══ Provided data ══

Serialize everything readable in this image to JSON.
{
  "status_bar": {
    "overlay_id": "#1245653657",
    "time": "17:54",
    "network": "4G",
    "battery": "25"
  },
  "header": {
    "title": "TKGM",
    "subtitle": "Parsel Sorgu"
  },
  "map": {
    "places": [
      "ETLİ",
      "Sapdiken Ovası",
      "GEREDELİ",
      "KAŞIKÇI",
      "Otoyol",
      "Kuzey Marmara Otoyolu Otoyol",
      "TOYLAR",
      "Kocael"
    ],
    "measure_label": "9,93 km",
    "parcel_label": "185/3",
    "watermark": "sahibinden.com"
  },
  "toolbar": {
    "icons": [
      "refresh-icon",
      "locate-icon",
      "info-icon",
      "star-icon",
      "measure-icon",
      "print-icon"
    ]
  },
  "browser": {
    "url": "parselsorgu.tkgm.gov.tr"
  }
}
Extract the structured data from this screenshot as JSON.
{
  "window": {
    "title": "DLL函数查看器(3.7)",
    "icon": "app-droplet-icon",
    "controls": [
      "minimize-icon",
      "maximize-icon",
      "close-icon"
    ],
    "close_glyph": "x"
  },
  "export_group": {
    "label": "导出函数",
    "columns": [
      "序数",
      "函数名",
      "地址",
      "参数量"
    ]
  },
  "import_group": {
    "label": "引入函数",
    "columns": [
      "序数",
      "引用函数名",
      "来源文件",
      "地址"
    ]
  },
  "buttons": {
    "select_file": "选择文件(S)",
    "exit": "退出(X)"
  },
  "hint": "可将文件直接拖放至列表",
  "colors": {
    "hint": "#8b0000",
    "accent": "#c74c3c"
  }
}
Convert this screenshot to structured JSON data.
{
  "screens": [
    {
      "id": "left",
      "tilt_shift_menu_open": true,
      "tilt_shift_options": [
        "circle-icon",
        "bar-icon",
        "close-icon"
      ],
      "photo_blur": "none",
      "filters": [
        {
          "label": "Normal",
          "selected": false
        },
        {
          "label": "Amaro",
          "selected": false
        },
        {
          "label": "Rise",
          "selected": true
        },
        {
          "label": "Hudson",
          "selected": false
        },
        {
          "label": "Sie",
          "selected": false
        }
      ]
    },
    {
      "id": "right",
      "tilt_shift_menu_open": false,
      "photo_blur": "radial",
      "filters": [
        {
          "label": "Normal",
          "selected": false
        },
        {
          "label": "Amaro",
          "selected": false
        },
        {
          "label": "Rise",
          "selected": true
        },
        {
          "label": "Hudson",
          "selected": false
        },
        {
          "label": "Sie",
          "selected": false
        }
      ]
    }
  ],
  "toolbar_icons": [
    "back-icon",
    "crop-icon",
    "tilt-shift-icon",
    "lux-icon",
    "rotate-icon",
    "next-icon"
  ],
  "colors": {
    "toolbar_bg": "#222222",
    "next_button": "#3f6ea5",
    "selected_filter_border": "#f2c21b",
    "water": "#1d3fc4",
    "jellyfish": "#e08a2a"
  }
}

═══

What to produce
Scan the entries above and work out how many lines include the word "Otoyol"; the reply is that number alone.

Task response
2